BEGIN Dataset rows

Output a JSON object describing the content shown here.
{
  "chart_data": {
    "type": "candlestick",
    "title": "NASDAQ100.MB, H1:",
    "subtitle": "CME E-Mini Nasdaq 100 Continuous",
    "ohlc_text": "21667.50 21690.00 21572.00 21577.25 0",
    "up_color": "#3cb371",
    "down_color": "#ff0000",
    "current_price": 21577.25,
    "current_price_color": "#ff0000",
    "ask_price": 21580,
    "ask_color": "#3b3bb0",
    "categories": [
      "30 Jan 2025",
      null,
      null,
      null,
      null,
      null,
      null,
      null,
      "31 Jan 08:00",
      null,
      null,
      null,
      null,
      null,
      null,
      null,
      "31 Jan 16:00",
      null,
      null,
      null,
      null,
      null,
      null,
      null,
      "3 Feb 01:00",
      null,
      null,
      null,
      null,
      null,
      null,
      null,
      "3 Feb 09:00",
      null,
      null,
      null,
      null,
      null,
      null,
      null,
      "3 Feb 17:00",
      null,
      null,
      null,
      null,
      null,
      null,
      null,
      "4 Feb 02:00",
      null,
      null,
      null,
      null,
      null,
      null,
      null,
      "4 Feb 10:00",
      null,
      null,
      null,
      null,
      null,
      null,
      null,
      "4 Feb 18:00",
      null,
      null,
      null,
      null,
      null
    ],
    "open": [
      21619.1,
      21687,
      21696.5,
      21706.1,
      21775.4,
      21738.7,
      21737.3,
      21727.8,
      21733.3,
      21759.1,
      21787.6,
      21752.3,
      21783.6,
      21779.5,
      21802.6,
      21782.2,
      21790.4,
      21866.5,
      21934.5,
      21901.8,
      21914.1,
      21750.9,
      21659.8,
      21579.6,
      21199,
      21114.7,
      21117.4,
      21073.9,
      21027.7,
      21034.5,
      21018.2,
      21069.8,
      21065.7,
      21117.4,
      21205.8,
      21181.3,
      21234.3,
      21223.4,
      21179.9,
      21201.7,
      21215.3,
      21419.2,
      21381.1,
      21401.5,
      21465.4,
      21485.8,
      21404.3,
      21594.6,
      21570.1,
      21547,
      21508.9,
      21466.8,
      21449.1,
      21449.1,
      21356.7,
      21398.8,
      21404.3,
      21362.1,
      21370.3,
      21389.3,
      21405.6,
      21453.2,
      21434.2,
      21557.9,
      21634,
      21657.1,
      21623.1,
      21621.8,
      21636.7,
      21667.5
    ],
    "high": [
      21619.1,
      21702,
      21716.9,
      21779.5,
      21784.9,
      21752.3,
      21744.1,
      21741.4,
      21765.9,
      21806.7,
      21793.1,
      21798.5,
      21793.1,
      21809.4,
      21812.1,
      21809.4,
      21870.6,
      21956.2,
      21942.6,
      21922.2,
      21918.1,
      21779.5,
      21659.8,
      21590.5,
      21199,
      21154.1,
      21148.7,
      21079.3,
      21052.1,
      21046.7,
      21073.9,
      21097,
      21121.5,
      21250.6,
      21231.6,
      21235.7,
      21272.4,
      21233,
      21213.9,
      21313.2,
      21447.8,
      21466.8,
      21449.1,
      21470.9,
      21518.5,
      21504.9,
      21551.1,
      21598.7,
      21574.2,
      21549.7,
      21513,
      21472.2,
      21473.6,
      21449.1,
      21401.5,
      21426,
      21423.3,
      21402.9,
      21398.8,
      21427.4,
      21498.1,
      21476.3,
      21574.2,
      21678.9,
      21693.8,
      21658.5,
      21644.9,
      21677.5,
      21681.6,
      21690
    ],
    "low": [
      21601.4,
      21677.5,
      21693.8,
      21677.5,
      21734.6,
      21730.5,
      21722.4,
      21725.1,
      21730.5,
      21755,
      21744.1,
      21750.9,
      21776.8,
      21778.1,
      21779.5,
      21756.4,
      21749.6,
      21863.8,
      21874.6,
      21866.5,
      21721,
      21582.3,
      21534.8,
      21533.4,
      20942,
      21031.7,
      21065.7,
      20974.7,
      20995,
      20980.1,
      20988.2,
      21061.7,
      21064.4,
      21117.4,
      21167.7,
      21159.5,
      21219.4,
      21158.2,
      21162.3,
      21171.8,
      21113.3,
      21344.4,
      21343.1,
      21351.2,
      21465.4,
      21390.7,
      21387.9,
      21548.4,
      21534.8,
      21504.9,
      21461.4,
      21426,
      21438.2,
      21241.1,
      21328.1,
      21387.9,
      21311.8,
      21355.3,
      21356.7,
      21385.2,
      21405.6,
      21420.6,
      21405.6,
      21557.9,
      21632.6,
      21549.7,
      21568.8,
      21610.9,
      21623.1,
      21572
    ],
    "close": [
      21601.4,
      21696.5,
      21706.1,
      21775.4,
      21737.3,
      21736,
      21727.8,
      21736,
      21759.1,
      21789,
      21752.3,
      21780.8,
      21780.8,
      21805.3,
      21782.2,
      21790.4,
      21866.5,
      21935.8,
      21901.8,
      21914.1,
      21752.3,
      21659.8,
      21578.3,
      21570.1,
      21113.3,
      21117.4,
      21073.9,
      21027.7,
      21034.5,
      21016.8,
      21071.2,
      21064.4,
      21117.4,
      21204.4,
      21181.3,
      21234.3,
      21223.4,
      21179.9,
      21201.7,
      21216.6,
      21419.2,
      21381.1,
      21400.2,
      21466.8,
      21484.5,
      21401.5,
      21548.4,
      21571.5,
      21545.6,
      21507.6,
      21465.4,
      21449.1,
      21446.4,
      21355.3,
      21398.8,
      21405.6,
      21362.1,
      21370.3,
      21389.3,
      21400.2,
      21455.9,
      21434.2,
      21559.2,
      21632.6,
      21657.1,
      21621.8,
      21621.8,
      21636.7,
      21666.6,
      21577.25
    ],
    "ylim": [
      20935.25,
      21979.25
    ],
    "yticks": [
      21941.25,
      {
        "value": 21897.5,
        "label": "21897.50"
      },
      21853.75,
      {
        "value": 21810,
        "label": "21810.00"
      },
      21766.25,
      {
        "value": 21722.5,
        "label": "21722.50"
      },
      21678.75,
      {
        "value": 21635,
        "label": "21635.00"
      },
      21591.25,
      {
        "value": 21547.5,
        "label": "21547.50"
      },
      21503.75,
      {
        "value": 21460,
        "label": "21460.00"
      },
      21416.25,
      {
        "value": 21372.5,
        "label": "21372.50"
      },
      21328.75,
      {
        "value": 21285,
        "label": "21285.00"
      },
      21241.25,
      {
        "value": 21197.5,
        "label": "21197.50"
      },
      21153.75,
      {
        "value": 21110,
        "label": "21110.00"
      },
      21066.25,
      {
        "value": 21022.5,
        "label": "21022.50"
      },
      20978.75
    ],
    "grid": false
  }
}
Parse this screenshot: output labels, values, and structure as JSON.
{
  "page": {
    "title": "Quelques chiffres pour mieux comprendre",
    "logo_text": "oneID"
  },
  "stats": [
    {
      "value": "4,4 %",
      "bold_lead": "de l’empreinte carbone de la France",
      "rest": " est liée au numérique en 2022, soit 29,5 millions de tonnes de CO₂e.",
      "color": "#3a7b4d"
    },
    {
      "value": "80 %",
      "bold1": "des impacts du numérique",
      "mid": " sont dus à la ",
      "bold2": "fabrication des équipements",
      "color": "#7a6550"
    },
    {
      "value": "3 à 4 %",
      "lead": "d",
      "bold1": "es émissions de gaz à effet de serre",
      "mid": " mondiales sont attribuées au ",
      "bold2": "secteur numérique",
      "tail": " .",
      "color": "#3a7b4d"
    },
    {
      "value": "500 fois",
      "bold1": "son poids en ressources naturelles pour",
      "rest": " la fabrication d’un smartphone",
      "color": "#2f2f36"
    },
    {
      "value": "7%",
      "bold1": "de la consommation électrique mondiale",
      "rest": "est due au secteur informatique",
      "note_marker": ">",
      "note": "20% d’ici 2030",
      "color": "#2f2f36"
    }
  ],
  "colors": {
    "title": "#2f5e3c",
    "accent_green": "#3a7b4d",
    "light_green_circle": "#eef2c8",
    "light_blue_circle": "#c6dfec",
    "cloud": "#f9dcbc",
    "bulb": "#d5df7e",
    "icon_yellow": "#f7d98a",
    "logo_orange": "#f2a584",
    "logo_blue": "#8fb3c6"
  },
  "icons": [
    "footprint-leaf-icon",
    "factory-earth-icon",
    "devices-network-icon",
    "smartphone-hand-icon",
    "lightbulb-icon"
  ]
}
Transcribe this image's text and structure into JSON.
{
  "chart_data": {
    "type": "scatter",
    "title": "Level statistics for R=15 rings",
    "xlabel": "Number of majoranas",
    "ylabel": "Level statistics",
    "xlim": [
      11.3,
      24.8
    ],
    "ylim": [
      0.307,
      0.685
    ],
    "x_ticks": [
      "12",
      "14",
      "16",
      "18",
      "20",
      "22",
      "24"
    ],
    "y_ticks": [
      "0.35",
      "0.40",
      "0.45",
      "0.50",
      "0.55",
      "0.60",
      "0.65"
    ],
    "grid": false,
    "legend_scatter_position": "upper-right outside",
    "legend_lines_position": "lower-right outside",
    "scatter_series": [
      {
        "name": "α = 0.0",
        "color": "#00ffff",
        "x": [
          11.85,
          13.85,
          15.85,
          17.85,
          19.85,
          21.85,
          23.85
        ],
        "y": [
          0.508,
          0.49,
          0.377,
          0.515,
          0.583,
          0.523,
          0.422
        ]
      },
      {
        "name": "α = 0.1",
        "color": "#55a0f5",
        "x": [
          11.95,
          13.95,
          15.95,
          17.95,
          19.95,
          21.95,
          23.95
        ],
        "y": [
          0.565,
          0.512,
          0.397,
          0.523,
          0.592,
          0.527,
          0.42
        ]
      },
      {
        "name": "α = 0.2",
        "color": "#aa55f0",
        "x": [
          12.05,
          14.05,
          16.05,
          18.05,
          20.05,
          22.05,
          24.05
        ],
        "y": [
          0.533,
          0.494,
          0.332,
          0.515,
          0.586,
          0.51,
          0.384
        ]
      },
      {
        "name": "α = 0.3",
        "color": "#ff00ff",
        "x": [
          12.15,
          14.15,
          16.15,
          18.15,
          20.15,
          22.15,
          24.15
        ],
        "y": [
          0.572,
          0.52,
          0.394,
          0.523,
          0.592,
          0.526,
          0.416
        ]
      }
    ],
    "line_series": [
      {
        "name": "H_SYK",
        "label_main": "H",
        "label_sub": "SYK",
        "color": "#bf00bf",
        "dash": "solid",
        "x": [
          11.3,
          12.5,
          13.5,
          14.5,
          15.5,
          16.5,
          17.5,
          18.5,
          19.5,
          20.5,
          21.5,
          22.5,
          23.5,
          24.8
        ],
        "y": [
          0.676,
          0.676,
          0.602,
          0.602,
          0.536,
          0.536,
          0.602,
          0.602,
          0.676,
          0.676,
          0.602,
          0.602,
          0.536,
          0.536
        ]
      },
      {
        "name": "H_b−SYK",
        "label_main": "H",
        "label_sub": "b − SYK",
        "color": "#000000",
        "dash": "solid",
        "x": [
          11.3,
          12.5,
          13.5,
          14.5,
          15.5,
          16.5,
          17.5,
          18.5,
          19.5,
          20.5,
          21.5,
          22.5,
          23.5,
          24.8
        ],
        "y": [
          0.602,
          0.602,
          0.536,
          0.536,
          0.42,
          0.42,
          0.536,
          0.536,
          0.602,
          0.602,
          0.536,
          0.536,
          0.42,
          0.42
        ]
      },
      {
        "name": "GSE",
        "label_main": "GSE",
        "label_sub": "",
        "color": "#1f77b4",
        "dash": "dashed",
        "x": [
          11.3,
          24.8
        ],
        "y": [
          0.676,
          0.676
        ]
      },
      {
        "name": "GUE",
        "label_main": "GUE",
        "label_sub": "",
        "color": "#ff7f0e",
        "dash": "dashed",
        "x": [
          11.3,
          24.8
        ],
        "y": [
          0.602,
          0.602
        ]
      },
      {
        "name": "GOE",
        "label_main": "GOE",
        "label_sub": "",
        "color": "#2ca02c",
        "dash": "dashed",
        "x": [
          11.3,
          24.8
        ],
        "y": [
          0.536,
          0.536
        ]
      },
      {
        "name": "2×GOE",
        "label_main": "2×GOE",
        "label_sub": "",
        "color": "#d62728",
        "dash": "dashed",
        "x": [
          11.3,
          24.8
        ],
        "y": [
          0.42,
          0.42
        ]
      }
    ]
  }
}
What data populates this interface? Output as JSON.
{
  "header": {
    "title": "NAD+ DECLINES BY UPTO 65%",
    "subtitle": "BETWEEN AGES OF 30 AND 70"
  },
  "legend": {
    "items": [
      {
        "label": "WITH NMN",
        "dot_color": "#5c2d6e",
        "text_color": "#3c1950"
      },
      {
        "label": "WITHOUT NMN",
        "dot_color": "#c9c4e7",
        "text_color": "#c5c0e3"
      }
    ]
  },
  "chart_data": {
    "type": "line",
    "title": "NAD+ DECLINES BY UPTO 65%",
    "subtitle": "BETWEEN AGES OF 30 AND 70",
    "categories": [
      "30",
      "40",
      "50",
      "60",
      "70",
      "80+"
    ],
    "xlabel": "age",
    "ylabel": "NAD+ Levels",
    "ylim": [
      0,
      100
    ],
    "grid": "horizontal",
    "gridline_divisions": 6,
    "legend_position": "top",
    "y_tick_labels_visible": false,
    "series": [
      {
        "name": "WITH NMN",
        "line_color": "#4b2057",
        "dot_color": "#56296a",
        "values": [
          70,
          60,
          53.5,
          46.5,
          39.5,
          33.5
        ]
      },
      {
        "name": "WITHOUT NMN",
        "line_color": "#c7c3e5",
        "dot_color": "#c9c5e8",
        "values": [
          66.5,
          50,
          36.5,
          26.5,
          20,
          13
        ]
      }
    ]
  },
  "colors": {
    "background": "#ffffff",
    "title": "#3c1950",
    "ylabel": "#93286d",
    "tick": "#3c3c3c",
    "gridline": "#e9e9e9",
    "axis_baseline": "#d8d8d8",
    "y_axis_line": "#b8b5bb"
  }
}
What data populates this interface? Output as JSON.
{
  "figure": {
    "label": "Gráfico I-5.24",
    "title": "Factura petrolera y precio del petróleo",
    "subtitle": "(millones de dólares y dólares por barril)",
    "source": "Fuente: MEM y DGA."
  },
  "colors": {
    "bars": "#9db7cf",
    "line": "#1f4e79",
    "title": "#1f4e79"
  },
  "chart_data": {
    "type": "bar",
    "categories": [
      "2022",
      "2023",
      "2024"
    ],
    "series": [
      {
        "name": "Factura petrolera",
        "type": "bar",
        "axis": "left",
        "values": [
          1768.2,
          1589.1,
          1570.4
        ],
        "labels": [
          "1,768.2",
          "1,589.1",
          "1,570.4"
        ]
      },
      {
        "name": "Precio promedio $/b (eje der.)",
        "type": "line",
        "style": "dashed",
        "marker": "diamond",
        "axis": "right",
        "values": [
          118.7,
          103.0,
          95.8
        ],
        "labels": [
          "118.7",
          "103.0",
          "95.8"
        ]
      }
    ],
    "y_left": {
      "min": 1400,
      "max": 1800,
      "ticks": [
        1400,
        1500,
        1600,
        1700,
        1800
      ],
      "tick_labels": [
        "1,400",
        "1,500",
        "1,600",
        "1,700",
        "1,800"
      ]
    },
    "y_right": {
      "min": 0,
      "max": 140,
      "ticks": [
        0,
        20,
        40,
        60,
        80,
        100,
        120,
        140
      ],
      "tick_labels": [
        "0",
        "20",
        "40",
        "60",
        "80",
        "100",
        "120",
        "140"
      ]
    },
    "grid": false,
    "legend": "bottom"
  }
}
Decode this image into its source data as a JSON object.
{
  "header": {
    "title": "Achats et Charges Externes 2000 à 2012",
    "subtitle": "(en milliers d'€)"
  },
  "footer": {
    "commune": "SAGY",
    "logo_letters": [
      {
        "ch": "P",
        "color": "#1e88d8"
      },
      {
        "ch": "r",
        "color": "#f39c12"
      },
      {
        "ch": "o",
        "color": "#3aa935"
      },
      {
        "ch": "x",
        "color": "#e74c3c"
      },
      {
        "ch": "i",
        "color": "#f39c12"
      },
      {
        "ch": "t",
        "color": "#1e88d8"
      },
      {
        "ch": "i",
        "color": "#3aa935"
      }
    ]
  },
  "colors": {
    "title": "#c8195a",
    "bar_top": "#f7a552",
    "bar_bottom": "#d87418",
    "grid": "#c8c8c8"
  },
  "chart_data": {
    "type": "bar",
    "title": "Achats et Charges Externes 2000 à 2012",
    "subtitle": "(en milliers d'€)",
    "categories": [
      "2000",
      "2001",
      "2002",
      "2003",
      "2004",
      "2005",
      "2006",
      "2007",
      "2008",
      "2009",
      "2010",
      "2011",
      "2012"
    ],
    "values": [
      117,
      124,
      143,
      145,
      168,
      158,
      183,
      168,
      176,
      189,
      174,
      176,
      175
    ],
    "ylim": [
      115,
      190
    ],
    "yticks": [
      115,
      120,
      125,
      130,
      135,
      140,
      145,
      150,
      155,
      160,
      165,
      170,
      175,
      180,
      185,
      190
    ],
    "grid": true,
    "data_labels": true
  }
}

END Dataset rows

» **Written exercise**:
Copy each line from the records above that includes the string "smartphone".

» **Written response**:
      "rest": " la fabrication d’un smartphone",
    "smartphone-hand-icon",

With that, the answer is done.